▸ TASK DIRECTIONS
Extract the lines that carry the string "GARDENS" from the listing.

++++++

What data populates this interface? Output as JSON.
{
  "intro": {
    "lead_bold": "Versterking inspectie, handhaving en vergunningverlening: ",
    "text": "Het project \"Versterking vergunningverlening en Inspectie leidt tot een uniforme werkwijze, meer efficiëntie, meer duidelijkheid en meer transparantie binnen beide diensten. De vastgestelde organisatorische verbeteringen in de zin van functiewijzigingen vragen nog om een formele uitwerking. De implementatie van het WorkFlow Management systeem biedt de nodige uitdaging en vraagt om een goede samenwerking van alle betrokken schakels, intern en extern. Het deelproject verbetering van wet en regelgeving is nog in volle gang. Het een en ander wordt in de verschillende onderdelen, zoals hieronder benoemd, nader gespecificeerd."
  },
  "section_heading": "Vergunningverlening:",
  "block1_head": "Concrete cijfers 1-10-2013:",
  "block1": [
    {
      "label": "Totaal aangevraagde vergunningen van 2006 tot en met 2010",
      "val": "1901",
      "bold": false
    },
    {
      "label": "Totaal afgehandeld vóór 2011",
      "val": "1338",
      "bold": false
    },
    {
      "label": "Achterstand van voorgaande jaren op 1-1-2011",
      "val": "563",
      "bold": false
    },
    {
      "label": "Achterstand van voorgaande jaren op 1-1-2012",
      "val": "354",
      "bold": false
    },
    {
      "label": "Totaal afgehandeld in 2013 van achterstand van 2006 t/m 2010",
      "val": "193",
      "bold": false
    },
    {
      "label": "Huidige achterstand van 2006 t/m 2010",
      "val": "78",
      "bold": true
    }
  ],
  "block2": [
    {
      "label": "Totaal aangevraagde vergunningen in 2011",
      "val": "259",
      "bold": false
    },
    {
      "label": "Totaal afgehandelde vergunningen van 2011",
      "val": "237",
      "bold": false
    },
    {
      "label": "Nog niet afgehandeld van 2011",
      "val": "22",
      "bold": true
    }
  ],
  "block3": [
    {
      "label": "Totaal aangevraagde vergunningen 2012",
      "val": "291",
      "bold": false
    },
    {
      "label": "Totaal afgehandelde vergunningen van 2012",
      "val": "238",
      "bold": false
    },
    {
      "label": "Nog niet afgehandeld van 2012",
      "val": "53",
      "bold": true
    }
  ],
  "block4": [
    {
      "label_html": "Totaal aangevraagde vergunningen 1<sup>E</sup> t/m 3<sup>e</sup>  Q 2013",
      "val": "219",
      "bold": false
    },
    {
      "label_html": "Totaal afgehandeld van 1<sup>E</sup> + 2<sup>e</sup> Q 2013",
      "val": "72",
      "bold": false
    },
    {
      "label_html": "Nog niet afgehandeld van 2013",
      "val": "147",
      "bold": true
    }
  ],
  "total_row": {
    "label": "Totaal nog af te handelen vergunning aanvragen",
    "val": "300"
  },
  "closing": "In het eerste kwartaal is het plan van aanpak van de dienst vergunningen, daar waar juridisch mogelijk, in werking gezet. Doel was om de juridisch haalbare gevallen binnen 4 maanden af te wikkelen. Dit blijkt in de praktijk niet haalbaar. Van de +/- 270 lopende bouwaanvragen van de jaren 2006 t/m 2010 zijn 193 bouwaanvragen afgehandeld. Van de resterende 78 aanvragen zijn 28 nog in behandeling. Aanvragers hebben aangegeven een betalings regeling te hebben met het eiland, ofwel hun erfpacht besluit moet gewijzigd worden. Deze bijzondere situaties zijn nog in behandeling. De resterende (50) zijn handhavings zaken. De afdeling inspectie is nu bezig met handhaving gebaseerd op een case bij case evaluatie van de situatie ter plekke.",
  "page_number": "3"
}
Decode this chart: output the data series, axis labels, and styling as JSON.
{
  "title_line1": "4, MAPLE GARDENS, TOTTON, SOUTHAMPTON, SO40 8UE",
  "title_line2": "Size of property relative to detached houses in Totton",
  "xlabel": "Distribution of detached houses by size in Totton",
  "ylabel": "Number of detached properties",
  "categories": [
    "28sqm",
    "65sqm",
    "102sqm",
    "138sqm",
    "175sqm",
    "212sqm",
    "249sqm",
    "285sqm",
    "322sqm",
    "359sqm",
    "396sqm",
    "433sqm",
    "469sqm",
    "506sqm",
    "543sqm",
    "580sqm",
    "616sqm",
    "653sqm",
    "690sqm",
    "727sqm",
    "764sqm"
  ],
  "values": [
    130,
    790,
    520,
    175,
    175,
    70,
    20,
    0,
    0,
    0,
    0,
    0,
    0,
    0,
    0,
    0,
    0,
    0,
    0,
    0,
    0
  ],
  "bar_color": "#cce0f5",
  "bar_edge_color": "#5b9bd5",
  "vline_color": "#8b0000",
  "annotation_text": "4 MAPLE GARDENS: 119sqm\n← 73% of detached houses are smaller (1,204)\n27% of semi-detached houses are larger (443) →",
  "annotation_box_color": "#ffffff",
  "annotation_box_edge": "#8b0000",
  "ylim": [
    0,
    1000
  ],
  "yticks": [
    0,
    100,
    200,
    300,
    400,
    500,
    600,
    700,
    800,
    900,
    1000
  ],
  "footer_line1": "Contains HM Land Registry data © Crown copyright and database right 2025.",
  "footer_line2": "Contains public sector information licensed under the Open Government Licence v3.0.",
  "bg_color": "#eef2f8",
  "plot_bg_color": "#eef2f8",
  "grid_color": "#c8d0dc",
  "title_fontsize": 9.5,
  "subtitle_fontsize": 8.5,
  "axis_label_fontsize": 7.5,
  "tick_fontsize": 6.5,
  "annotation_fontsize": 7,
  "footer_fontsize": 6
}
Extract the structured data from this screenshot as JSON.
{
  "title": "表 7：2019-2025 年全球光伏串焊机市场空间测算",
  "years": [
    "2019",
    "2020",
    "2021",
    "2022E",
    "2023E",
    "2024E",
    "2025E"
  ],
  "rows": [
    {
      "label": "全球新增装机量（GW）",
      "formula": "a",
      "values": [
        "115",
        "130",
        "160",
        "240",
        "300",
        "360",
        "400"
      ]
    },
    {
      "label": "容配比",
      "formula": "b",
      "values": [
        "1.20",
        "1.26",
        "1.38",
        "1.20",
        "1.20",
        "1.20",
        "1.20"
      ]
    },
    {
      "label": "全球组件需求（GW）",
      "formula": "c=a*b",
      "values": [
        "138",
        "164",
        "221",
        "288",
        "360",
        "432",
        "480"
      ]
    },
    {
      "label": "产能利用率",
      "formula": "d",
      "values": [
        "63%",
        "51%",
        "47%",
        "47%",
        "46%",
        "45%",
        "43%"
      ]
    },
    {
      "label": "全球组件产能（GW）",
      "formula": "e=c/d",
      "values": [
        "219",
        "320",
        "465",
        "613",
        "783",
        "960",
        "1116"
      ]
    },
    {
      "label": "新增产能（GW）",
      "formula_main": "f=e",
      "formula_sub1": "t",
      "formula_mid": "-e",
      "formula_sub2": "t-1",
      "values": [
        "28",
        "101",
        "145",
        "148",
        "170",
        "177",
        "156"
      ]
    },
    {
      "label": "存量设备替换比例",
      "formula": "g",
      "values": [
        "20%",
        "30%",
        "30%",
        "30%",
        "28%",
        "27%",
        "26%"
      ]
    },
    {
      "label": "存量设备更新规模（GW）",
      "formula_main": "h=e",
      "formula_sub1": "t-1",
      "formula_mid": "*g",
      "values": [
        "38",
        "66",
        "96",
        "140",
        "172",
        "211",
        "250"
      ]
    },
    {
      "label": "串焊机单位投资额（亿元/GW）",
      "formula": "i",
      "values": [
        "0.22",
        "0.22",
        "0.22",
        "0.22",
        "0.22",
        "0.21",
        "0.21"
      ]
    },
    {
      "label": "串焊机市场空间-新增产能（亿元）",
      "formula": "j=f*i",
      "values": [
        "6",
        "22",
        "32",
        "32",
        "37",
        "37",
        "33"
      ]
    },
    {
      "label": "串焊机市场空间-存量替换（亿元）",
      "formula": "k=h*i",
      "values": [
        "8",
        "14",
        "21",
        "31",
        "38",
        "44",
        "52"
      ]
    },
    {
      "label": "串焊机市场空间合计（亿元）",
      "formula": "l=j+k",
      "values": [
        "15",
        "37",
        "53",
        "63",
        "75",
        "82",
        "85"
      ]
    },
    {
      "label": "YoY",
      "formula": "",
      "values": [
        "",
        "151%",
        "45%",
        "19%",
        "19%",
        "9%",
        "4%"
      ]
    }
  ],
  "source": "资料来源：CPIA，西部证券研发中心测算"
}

++++++

▸ EXERCISE RESULT
  "title_line1": "4, MAPLE GARDENS, TOTTON, SOUTHAMPTON, SO40 8UE",
  "annotation_text": "4 MAPLE GARDENS: 119sqm\n← 73% of detached houses are smaller (1,204)\n27% of semi-detached houses are larger (443) →",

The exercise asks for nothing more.